* Aim: Gather all lines with the word "this" in them.

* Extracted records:
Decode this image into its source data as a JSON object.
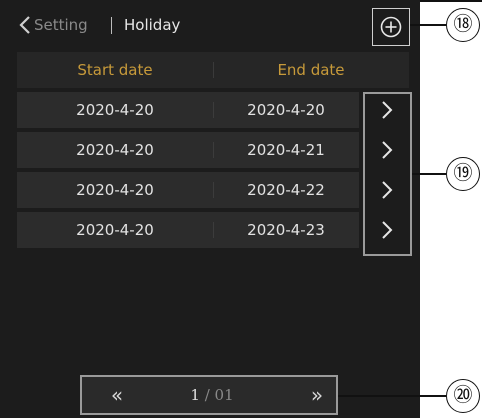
{
  "header": {
    "back_icon": "chevron-left-icon",
    "breadcrumb_parent": "Setting",
    "breadcrumb_current": "Holiday",
    "add_icon": "circle-plus-icon"
  },
  "table": {
    "columns": [
      "Start date",
      "End date"
    ],
    "rows": [
      {
        "start": "2020-4-20",
        "end": "2020-4-20"
      },
      {
        "start": "2020-4-20",
        "end": "2020-4-21"
      },
      {
        "start": "2020-4-20",
        "end": "2020-4-22"
      },
      {
        "start": "2020-4-20",
        "end": "2020-4-23"
      }
    ],
    "row_action_icon": "chevron-right-icon"
  },
  "pager": {
    "first_icon": "double-chevron-left-icon",
    "next_icon": "double-chevron-right-icon",
    "first_glyph": "«",
    "next_glyph": "»",
    "current": "1",
    "separator": "/",
    "total": "01"
  },
  "callouts": [
    "⑱",
    "⑲",
    "⑳"
  ],
  "colors": {
    "background": "#1c1c1c",
    "header_accent": "#c79a3a",
    "row_bg": "#2c2c2c",
    "text": "#e2e2e2"
  }
}
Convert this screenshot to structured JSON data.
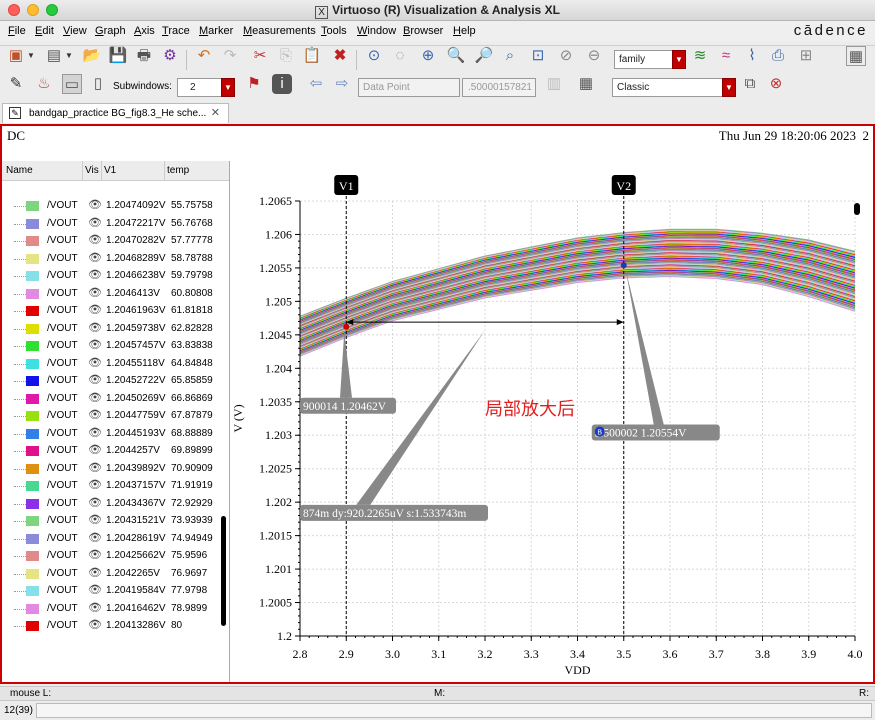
{
  "window": {
    "title": "Virtuoso (R) Visualization & Analysis XL",
    "brand": "cādence"
  },
  "menu": [
    {
      "label": "File",
      "u": "F",
      "rest": "ile"
    },
    {
      "label": "Edit",
      "u": "E",
      "rest": "dit"
    },
    {
      "label": "View",
      "u": "V",
      "rest": "iew"
    },
    {
      "label": "Graph",
      "u": "G",
      "rest": "raph"
    },
    {
      "label": "Axis",
      "u": "A",
      "rest": "xis"
    },
    {
      "label": "Trace",
      "u": "T",
      "rest": "race"
    },
    {
      "label": "Marker",
      "u": "M",
      "rest": "arker"
    },
    {
      "label": "Measurements",
      "u": "M",
      "rest": "easurements"
    },
    {
      "label": "Tools",
      "u": "T",
      "rest": "ools",
      "pre": ""
    },
    {
      "label": "Window",
      "u": "W",
      "rest": "indow"
    },
    {
      "label": "Browser",
      "u": "B",
      "rest": "rowser"
    },
    {
      "label": "Help",
      "u": "H",
      "rest": "elp"
    }
  ],
  "toolbar": {
    "family_value": "family",
    "subwindows_label": "Subwindows:",
    "subwindows_value": "2",
    "datapoint_value": "Data Point",
    "datapoint_number": ".50000157821",
    "classic_value": "Classic"
  },
  "tab": {
    "label": "bandgap_practice BG_fig8.3_He sche..."
  },
  "plot": {
    "analysis": "DC",
    "timestamp": "Thu Jun 29 18:20:06 2023",
    "subwindow_number": "2",
    "annotation": "局部放大后",
    "marker_v1_label": "V1",
    "marker_v2_label": "V2",
    "label_v1": "900014 1.20462V",
    "label_delta": "874m dy:920.2265uV s:1.533743m",
    "label_b": "3.500002 1.20554V",
    "marker_a_letter": "A",
    "marker_b_letter": "B"
  },
  "legend": {
    "headers": {
      "name": "Name",
      "vis": "Vis",
      "v1": "V1",
      "temp": "temp"
    },
    "rows": [
      {
        "name": "/VOUT",
        "color": "#7fd47f",
        "v1": "1.20474092V",
        "temp": "55.75758"
      },
      {
        "name": "/VOUT",
        "color": "#8b8bdc",
        "v1": "1.20472217V",
        "temp": "56.76768"
      },
      {
        "name": "/VOUT",
        "color": "#e08a8a",
        "v1": "1.20470282V",
        "temp": "57.77778"
      },
      {
        "name": "/VOUT",
        "color": "#e4e484",
        "v1": "1.20468289V",
        "temp": "58.78788"
      },
      {
        "name": "/VOUT",
        "color": "#86e0e8",
        "v1": "1.20466238V",
        "temp": "59.79798"
      },
      {
        "name": "/VOUT",
        "color": "#e28ae2",
        "v1": "1.2046413V",
        "temp": "60.80808"
      },
      {
        "name": "/VOUT",
        "color": "#e00000",
        "v1": "1.20461963V",
        "temp": "61.81818"
      },
      {
        "name": "/VOUT",
        "color": "#dede00",
        "v1": "1.20459738V",
        "temp": "62.82828"
      },
      {
        "name": "/VOUT",
        "color": "#30e030",
        "v1": "1.20457457V",
        "temp": "63.83838"
      },
      {
        "name": "/VOUT",
        "color": "#3ee0e0",
        "v1": "1.20455118V",
        "temp": "64.84848"
      },
      {
        "name": "/VOUT",
        "color": "#1212e8",
        "v1": "1.20452722V",
        "temp": "65.85859"
      },
      {
        "name": "/VOUT",
        "color": "#e018a8",
        "v1": "1.20450269V",
        "temp": "66.86869"
      },
      {
        "name": "/VOUT",
        "color": "#9ae010",
        "v1": "1.20447759V",
        "temp": "67.87879"
      },
      {
        "name": "/VOUT",
        "color": "#3080e8",
        "v1": "1.20445193V",
        "temp": "68.88889"
      },
      {
        "name": "/VOUT",
        "color": "#e0108a",
        "v1": "1.2044257V",
        "temp": "69.89899"
      },
      {
        "name": "/VOUT",
        "color": "#e09010",
        "v1": "1.20439892V",
        "temp": "70.90909"
      },
      {
        "name": "/VOUT",
        "color": "#48d890",
        "v1": "1.20437157V",
        "temp": "71.91919"
      },
      {
        "name": "/VOUT",
        "color": "#8a30e8",
        "v1": "1.20434367V",
        "temp": "72.92929"
      },
      {
        "name": "/VOUT",
        "color": "#7fd47f",
        "v1": "1.20431521V",
        "temp": "73.93939"
      },
      {
        "name": "/VOUT",
        "color": "#8b8bdc",
        "v1": "1.20428619V",
        "temp": "74.94949"
      },
      {
        "name": "/VOUT",
        "color": "#e08a8a",
        "v1": "1.20425662V",
        "temp": "75.9596"
      },
      {
        "name": "/VOUT",
        "color": "#e4e484",
        "v1": "1.2042265V",
        "temp": "76.9697"
      },
      {
        "name": "/VOUT",
        "color": "#86e0e8",
        "v1": "1.20419584V",
        "temp": "77.9798"
      },
      {
        "name": "/VOUT",
        "color": "#e28ae2",
        "v1": "1.20416462V",
        "temp": "78.9899"
      },
      {
        "name": "/VOUT",
        "color": "#e00000",
        "v1": "1.20413286V",
        "temp": "80"
      }
    ]
  },
  "status": {
    "mouse_l": "mouse L:",
    "m": "M:",
    "r": "R:",
    "count": "12(39)"
  },
  "chart_data": {
    "type": "line",
    "xlabel": "VDD",
    "ylabel": "V (V)",
    "xlim": [
      2.8,
      4.0
    ],
    "ylim": [
      1.2,
      1.2065
    ],
    "xticks": [
      "2.8",
      "2.9",
      "3.0",
      "3.1",
      "3.2",
      "3.3",
      "3.4",
      "3.5",
      "3.6",
      "3.7",
      "3.8",
      "3.9",
      "4.0"
    ],
    "yticks": [
      "1.2",
      "1.2005",
      "1.201",
      "1.2015",
      "1.202",
      "1.2025",
      "1.203",
      "1.2035",
      "1.204",
      "1.2045",
      "1.205",
      "1.2055",
      "1.206",
      "1.2065"
    ],
    "markers": {
      "V1": 2.9,
      "V2": 3.5
    },
    "marker_points": [
      {
        "x": 2.9,
        "y": 1.20462
      },
      {
        "x": 3.5,
        "y": 1.20554
      }
    ],
    "series_envelope": {
      "x": [
        2.8,
        2.9,
        3.0,
        3.2,
        3.4,
        3.5,
        3.6,
        3.7,
        3.8,
        3.9,
        4.0
      ],
      "top": [
        1.20478,
        1.20505,
        1.2053,
        1.20568,
        1.20595,
        1.20603,
        1.20608,
        1.20608,
        1.20602,
        1.20592,
        1.20575
      ],
      "bottom": [
        1.20418,
        1.20446,
        1.20471,
        1.20505,
        1.20528,
        1.20535,
        1.20537,
        1.20534,
        1.20525,
        1.20507,
        1.20485
      ]
    },
    "series_count": 99
  }
}
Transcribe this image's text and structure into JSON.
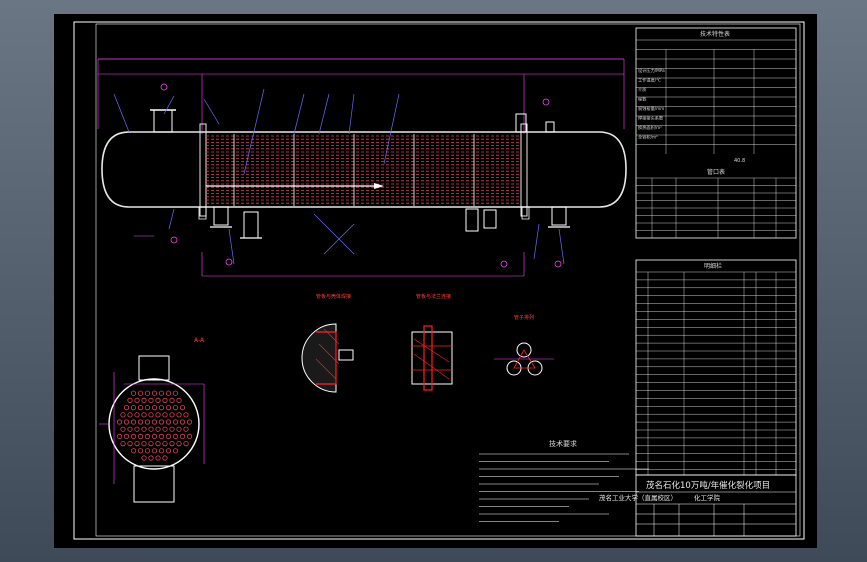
{
  "tech_table": {
    "title": "技术特性表",
    "row_labels": [
      "设计压力/MPa",
      "工作温度/℃",
      "介质",
      "程数",
      "腐蚀裕量/mm",
      "焊接接头系数",
      "换热面积/m²",
      "全容积/m³"
    ],
    "summary_value": "40.8"
  },
  "nozzle_table": {
    "title": "管口表"
  },
  "parts_table": {
    "title": "明细栏"
  },
  "title_block": {
    "project": "茂名石化10万吨/年催化裂化项目",
    "school": "茂名工业大学（直属校区）",
    "dept": "化工学院"
  },
  "notes": {
    "title": "技术要求"
  },
  "details": {
    "a": "管板与壳体焊接",
    "b": "管板与法兰连接",
    "c": "管子排列",
    "section": "A-A"
  },
  "colors": {
    "frame": "#ffffff",
    "vessel": "#e8e8e8",
    "tubes": "#e0405a",
    "leader": "#6a6aff",
    "dim": "#ff44ff",
    "detail_red": "#ff2020",
    "text": "#d8d8d8",
    "accent": "#ffff40"
  }
}
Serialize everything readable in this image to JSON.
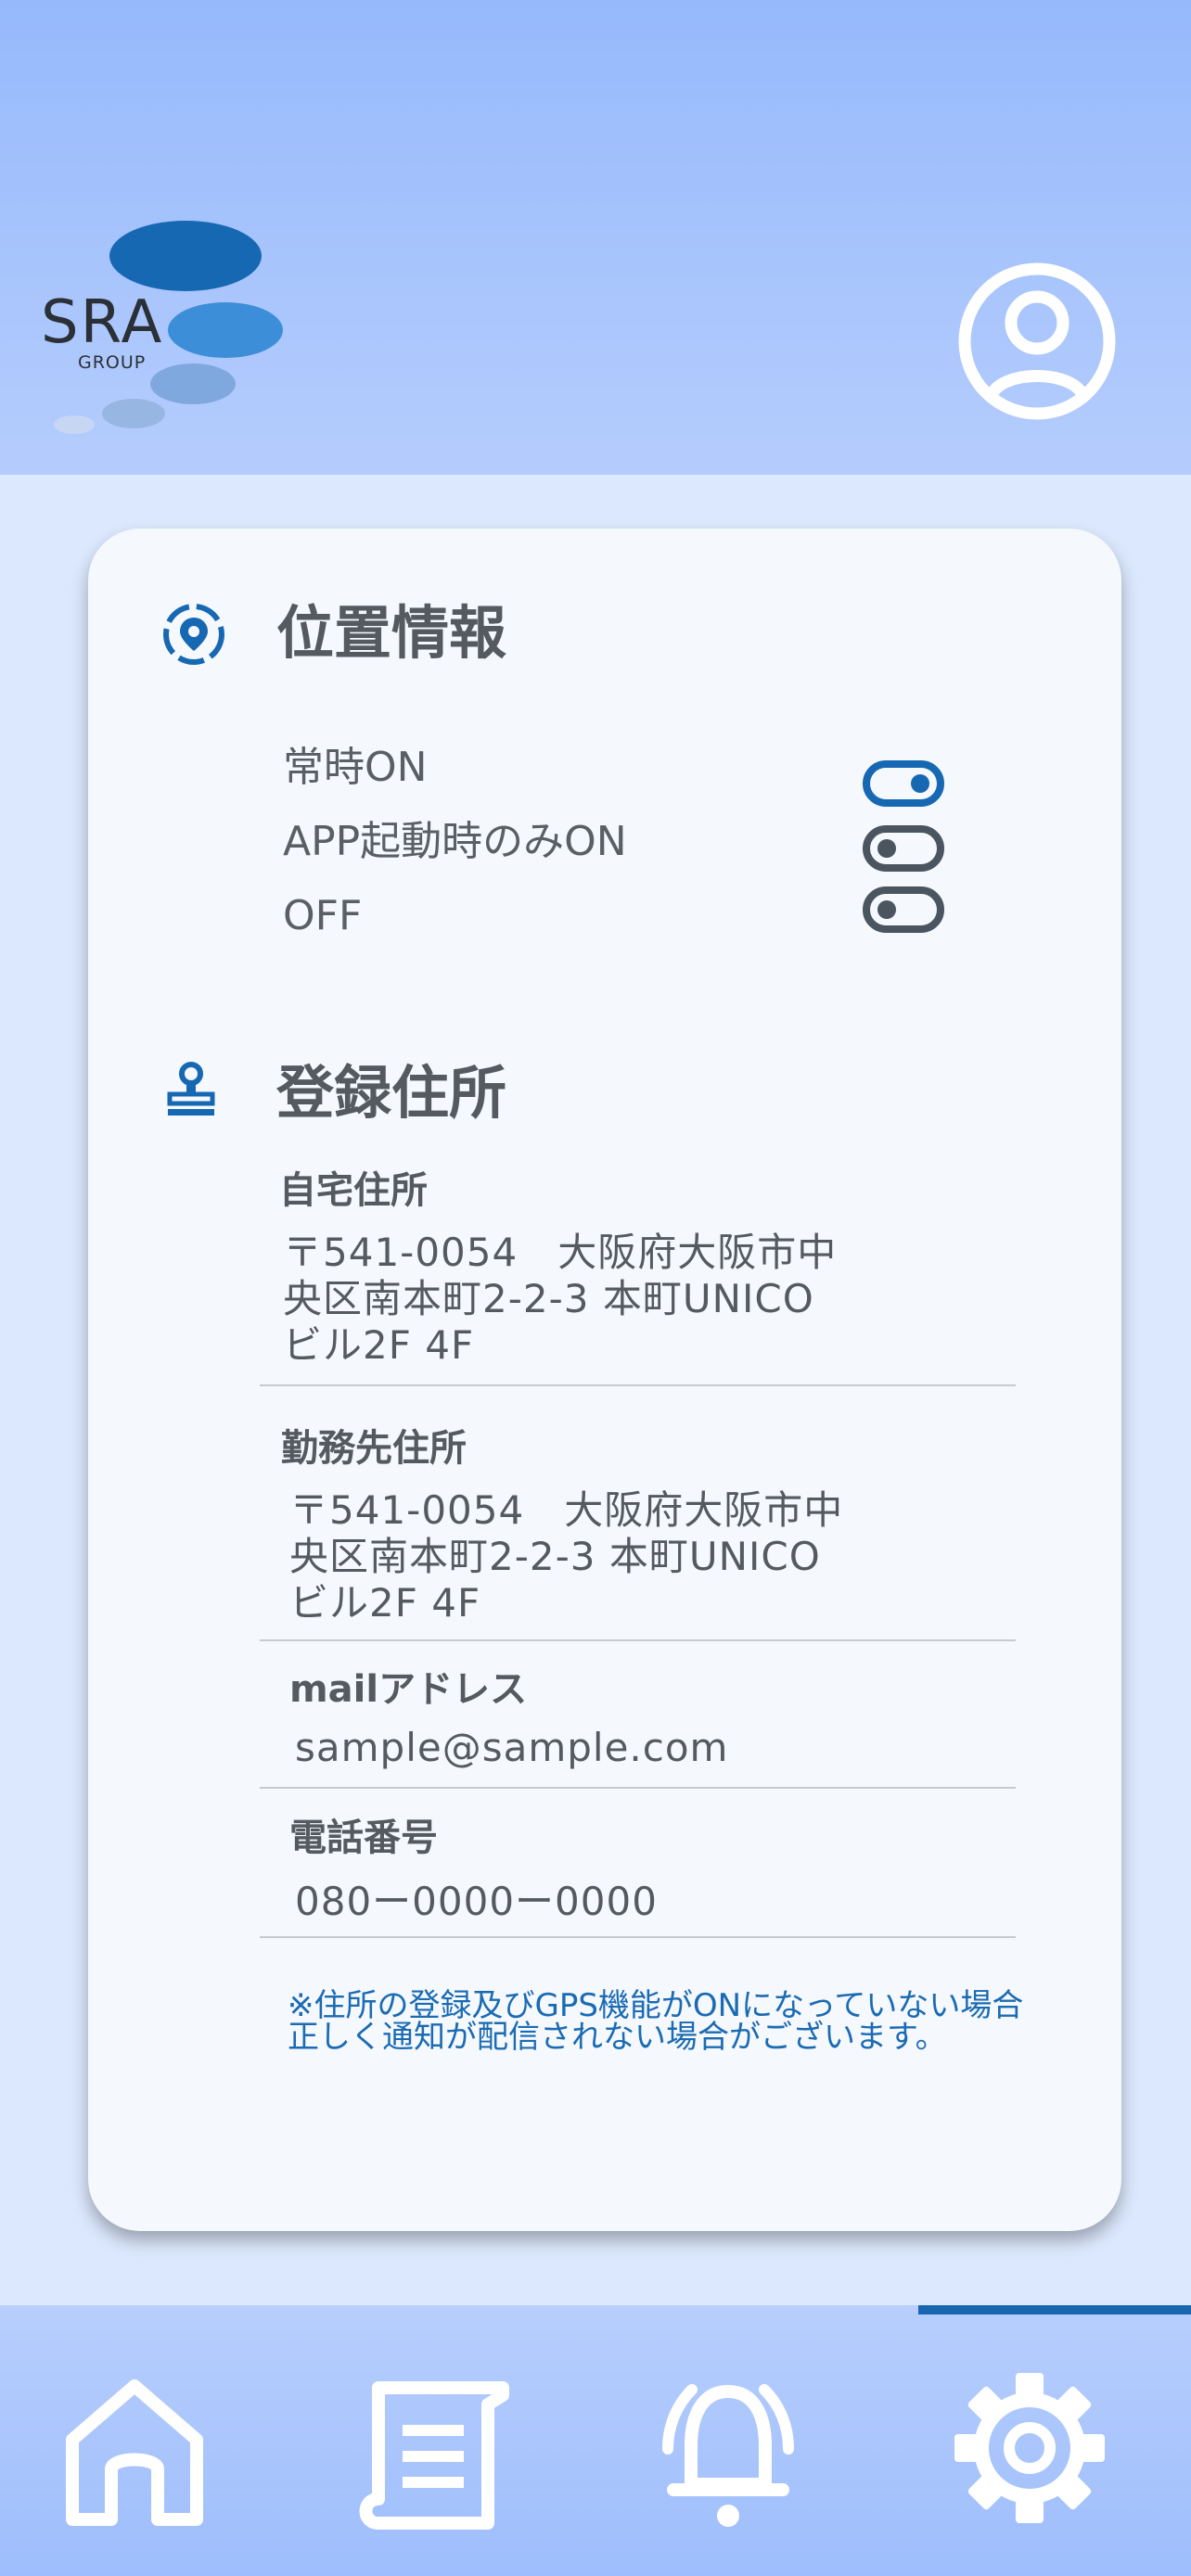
{
  "header": {
    "logo_text": "SRA",
    "logo_sub": "GROUP",
    "profile_icon": "user-circle-icon"
  },
  "location": {
    "title": "位置情報",
    "icon": "location-pin-icon",
    "options": [
      {
        "label": "常時ON",
        "on": true
      },
      {
        "label": "APP起動時のみON",
        "on": false
      },
      {
        "label": "OFF",
        "on": false
      }
    ]
  },
  "address": {
    "title": "登録住所",
    "icon": "stamp-icon",
    "home_label": "自宅住所",
    "home_value": "〒541-0054　大阪府大阪市中\n央区南本町2-2-3 本町UNICO\nビル2F 4F",
    "work_label": "勤務先住所",
    "work_value": "〒541-0054　大阪府大阪市中\n央区南本町2-2-3 本町UNICO\nビル2F 4F",
    "mail_label": "mailアドレス",
    "mail_value": "sample@sample.com",
    "phone_label": "電話番号",
    "phone_value": "080ー0000ー0000"
  },
  "notice": "※住所の登録及びGPS機能がONになっていない場合　正しく通知が配信されない場合がございます。",
  "tabs": [
    {
      "name": "home",
      "icon": "home-icon"
    },
    {
      "name": "document",
      "icon": "document-icon"
    },
    {
      "name": "notification",
      "icon": "bell-icon"
    },
    {
      "name": "settings",
      "icon": "gear-icon",
      "active": true
    }
  ],
  "colors": {
    "accent": "#1866b0",
    "toggle_off": "#4a5560",
    "header_top": "#96b9fc",
    "background": "#dce8fd"
  }
}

* Completed exercise:
Decode this image into its source data as a JSON object.
Convert this screenshot to structured JSON data.
Transcribe this image's text and structure into JSON.
Serialize everything readable in this image to JSON.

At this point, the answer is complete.